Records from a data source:
+===+

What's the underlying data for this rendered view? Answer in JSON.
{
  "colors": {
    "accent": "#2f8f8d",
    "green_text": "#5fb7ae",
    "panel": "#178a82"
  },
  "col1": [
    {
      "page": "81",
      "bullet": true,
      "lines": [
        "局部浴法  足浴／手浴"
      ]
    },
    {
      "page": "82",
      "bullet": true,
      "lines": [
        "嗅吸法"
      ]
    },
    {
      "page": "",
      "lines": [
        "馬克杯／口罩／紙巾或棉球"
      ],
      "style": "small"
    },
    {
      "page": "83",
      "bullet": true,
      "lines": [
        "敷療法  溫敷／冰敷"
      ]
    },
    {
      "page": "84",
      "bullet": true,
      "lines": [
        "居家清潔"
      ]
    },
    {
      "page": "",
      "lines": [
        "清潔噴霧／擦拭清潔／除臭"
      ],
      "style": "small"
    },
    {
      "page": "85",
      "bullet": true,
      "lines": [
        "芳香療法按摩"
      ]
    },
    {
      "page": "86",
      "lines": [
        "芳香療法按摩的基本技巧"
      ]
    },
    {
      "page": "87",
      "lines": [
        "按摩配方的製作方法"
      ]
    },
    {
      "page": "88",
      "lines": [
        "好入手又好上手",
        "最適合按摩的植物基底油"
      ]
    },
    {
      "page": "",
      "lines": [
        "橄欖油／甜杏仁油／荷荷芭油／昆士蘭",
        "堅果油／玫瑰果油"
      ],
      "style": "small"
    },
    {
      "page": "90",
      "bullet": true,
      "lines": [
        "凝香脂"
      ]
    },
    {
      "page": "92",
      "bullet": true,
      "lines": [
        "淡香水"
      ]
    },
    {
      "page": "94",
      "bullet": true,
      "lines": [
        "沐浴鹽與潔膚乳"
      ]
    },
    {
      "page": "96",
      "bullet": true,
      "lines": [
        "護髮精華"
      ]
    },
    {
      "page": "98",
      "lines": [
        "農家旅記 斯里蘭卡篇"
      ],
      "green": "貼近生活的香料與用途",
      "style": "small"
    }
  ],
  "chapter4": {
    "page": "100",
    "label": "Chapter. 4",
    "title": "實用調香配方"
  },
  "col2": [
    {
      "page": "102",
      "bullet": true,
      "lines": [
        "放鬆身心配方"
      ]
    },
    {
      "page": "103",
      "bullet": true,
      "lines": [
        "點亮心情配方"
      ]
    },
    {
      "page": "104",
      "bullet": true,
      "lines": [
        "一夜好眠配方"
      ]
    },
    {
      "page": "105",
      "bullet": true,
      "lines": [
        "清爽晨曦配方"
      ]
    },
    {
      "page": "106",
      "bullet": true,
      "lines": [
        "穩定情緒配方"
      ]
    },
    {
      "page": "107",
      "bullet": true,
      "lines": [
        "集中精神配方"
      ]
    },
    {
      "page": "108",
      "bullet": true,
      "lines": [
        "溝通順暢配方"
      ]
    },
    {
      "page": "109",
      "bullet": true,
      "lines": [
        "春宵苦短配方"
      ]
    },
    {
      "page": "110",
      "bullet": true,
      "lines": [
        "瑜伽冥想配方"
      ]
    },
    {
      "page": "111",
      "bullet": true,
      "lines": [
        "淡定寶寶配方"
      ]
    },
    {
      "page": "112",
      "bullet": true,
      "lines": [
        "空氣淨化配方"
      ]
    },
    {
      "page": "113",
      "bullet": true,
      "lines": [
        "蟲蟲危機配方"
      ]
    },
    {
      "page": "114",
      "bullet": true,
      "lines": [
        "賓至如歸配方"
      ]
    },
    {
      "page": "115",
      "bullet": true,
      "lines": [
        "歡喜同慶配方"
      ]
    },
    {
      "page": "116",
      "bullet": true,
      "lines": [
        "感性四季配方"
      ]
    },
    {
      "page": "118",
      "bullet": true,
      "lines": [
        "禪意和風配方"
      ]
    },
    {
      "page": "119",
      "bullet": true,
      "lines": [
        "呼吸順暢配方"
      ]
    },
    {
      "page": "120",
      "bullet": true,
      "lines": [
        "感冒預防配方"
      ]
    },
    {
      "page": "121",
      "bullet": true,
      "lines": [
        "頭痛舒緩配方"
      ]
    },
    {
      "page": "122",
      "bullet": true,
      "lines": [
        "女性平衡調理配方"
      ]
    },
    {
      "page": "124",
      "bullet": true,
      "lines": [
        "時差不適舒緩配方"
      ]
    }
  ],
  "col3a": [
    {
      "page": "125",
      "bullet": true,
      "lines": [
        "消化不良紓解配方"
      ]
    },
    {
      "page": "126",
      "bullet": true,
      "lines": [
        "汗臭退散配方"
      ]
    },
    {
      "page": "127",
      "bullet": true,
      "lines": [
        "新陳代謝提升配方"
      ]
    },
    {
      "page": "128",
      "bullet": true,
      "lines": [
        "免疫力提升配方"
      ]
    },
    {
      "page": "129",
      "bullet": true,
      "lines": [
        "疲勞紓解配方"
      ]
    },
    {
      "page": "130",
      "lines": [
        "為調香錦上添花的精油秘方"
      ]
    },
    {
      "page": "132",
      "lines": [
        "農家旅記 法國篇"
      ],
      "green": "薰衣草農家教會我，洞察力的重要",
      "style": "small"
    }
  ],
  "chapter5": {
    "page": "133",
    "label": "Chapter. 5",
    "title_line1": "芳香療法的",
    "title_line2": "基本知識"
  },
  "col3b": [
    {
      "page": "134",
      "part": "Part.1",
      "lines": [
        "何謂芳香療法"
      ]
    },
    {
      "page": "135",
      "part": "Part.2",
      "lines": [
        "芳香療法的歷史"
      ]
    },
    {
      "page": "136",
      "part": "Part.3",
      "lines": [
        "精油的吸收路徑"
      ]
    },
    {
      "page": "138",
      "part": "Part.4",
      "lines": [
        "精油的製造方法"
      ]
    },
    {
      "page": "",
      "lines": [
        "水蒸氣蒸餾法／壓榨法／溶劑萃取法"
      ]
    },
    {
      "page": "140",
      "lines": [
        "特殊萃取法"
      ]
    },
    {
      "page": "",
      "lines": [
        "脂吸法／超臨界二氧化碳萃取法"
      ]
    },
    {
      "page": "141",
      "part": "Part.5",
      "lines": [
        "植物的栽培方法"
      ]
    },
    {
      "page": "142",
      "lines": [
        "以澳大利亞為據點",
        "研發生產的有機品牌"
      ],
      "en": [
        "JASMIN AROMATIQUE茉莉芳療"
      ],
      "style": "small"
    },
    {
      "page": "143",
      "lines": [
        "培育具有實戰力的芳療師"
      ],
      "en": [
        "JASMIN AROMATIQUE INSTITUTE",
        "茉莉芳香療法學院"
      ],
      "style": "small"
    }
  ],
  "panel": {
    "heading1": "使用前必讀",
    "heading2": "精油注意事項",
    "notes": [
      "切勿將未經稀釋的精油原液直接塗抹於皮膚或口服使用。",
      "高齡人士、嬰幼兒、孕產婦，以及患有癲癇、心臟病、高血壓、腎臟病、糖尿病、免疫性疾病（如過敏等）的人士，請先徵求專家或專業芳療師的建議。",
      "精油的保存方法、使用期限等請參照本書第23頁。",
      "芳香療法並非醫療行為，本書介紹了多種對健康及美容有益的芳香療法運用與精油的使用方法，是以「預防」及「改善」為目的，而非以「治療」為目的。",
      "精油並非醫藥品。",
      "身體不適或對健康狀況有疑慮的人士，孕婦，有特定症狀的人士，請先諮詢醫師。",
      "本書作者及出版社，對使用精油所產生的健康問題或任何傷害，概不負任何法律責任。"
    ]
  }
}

+===+

-- What is expected --
The entries above must be returned in full, exactly as shown.

-- Task response --
What's the underlying data for this rendered view? Answer in JSON.
{
  "colors": {
    "accent": "#2f8f8d",
    "green_text": "#5fb7ae",
    "panel": "#178a82"
  },
  "col1": [
    {
      "page": "81",
      "bullet": true,
      "lines": [
        "局部浴法  足浴／手浴"
      ]
    },
    {
      "page": "82",
      "bullet": true,
      "lines": [
        "嗅吸法"
      ]
    },
    {
      "page": "",
      "lines": [
        "馬克杯／口罩／紙巾或棉球"
      ],
      "style": "small"
    },
    {
      "page": "83",
      "bullet": true,
      "lines": [
        "敷療法  溫敷／冰敷"
      ]
    },
    {
      "page": "84",
      "bullet": true,
      "lines": [
        "居家清潔"
      ]
    },
    {
      "page": "",
      "lines": [
        "清潔噴霧／擦拭清潔／除臭"
      ],
      "style": "small"
    },
    {
      "page": "85",
      "bullet": true,
      "lines": [
        "芳香療法按摩"
      ]
    },
    {
      "page": "86",
      "lines": [
        "芳香療法按摩的基本技巧"
      ]
    },
    {
      "page": "87",
      "lines": [
        "按摩配方的製作方法"
      ]
    },
    {
      "page": "88",
      "lines": [
        "好入手又好上手",
        "最適合按摩的植物基底油"
      ]
    },
    {
      "page": "",
      "lines": [
        "橄欖油／甜杏仁油／荷荷芭油／昆士蘭",
        "堅果油／玫瑰果油"
      ],
      "style": "small"
    },
    {
      "page": "90",
      "bullet": true,
      "lines": [
        "凝香脂"
      ]
    },
    {
      "page": "92",
      "bullet": true,
      "lines": [
        "淡香水"
      ]
    },
    {
      "page": "94",
      "bullet": true,
      "lines": [
        "沐浴鹽與潔膚乳"
      ]
    },
    {
      "page": "96",
      "bullet": true,
      "lines": [
        "護髮精華"
      ]
    },
    {
      "page": "98",
      "lines": [
        "農家旅記 斯里蘭卡篇"
      ],
      "green": "貼近生活的香料與用途",
      "style": "small"
    }
  ],
  "chapter4": {
    "page": "100",
    "label": "Chapter. 4",
    "title": "實用調香配方"
  },
  "col2": [
    {
      "page": "102",
      "bullet": true,
      "lines": [
        "放鬆身心配方"
      ]
    },
    {
      "page": "103",
      "bullet": true,
      "lines": [
        "點亮心情配方"
      ]
    },
    {
      "page": "104",
      "bullet": true,
      "lines": [
        "一夜好眠配方"
      ]
    },
    {
      "page": "105",
      "bullet": true,
      "lines": [
        "清爽晨曦配方"
      ]
    },
    {
      "page": "106",
      "bullet": true,
      "lines": [
        "穩定情緒配方"
      ]
    },
    {
      "page": "107",
      "bullet": true,
      "lines": [
        "集中精神配方"
      ]
    },
    {
      "page": "108",
      "bullet": true,
      "lines": [
        "溝通順暢配方"
      ]
    },
    {
      "page": "109",
      "bullet": true,
      "lines": [
        "春宵苦短配方"
      ]
    },
    {
      "page": "110",
      "bullet": true,
      "lines": [
        "瑜伽冥想配方"
      ]
    },
    {
      "page": "111",
      "bullet": true,
      "lines": [
        "淡定寶寶配方"
      ]
    },
    {
      "page": "112",
      "bullet": true,
      "lines": [
        "空氣淨化配方"
      ]
    },
    {
      "page": "113",
      "bullet": true,
      "lines": [
        "蟲蟲危機配方"
      ]
    },
    {
      "page": "114",
      "bullet": true,
      "lines": [
        "賓至如歸配方"
      ]
    },
    {
      "page": "115",
      "bullet": true,
      "lines": [
        "歡喜同慶配方"
      ]
    },
    {
      "page": "116",
      "bullet": true,
      "lines": [
        "感性四季配方"
      ]
    },
    {
      "page": "118",
      "bullet": true,
      "lines": [
        "禪意和風配方"
      ]
    },
    {
      "page": "119",
      "bullet": true,
      "lines": [
        "呼吸順暢配方"
      ]
    },
    {
      "page": "120",
      "bullet": true,
      "lines": [
        "感冒預防配方"
      ]
    },
    {
      "page": "121",
      "bullet": true,
      "lines": [
        "頭痛舒緩配方"
      ]
    },
    {
      "page": "122",
      "bullet": true,
      "lines": [
        "女性平衡調理配方"
      ]
    },
    {
      "page": "124",
      "bullet": true,
      "lines": [
        "時差不適舒緩配方"
      ]
    }
  ],
  "col3a": [
    {
      "page": "125",
      "bullet": true,
      "lines": [
        "消化不良紓解配方"
      ]
    },
    {
      "page": "126",
      "bullet": true,
      "lines": [
        "汗臭退散配方"
      ]
    },
    {
      "page": "127",
      "bullet": true,
      "lines": [
        "新陳代謝提升配方"
      ]
    },
    {
      "page": "128",
      "bullet": true,
      "lines": [
        "免疫力提升配方"
      ]
    },
    {
      "page": "129",
      "bullet": true,
      "lines": [
        "疲勞紓解配方"
      ]
    },
    {
      "page": "130",
      "lines": [
        "為調香錦上添花的精油秘方"
      ]
    },
    {
      "page": "132",
      "lines": [
        "農家旅記 法國篇"
      ],
      "green": "薰衣草農家教會我，洞察力的重要",
      "style": "small"
    }
  ],
  "chapter5": {
    "page": "133",
    "label": "Chapter. 5",
    "title_line1": "芳香療法的",
    "title_line2": "基本知識"
  },
  "col3b": [
    {
      "page": "134",
      "part": "Part.1",
      "lines": [
        "何謂芳香療法"
      ]
    },
    {
      "page": "135",
      "part": "Part.2",
      "lines": [
        "芳香療法的歷史"
      ]
    },
    {
      "page": "136",
      "part": "Part.3",
      "lines": [
        "精油的吸收路徑"
      ]
    },
    {
      "page": "138",
      "part": "Part.4",
      "lines": [
        "精油的製造方法"
      ]
    },
    {
      "page": "",
      "lines": [
        "水蒸氣蒸餾法／壓榨法／溶劑萃取法"
      ]
    },
    {
      "page": "140",
      "lines": [
        "特殊萃取法"
      ]
    },
    {
      "page": "",
      "lines": [
        "脂吸法／超臨界二氧化碳萃取法"
      ]
    },
    {
      "page": "141",
      "part": "Part.5",
      "lines": [
        "植物的栽培方法"
      ]
    },
    {
      "page": "142",
      "lines": [
        "以澳大利亞為據點",
        "研發生產的有機品牌"
      ],
      "en": [
        "JASMIN AROMATIQUE茉莉芳療"
      ],
      "style": "small"
    },
    {
      "page": "143",
      "lines": [
        "培育具有實戰力的芳療師"
      ],
      "en": [
        "JASMIN AROMATIQUE INSTITUTE",
        "茉莉芳香療法學院"
      ],
      "style": "small"
    }
  ],
  "panel": {
    "heading1": "使用前必讀",
    "heading2": "精油注意事項",
    "notes": [
      "切勿將未經稀釋的精油原液直接塗抹於皮膚或口服使用。",
      "高齡人士、嬰幼兒、孕產婦，以及患有癲癇、心臟病、高血壓、腎臟病、糖尿病、免疫性疾病（如過敏等）的人士，請先徵求專家或專業芳療師的建議。",
      "精油的保存方法、使用期限等請參照本書第23頁。",
      "芳香療法並非醫療行為，本書介紹了多種對健康及美容有益的芳香療法運用與精油的使用方法，是以「預防」及「改善」為目的，而非以「治療」為目的。",
      "精油並非醫藥品。",
      "身體不適或對健康狀況有疑慮的人士，孕婦，有特定症狀的人士，請先諮詢醫師。",
      "本書作者及出版社，對使用精油所產生的健康問題或任何傷害，概不負任何法律責任。"
    ]
  }
}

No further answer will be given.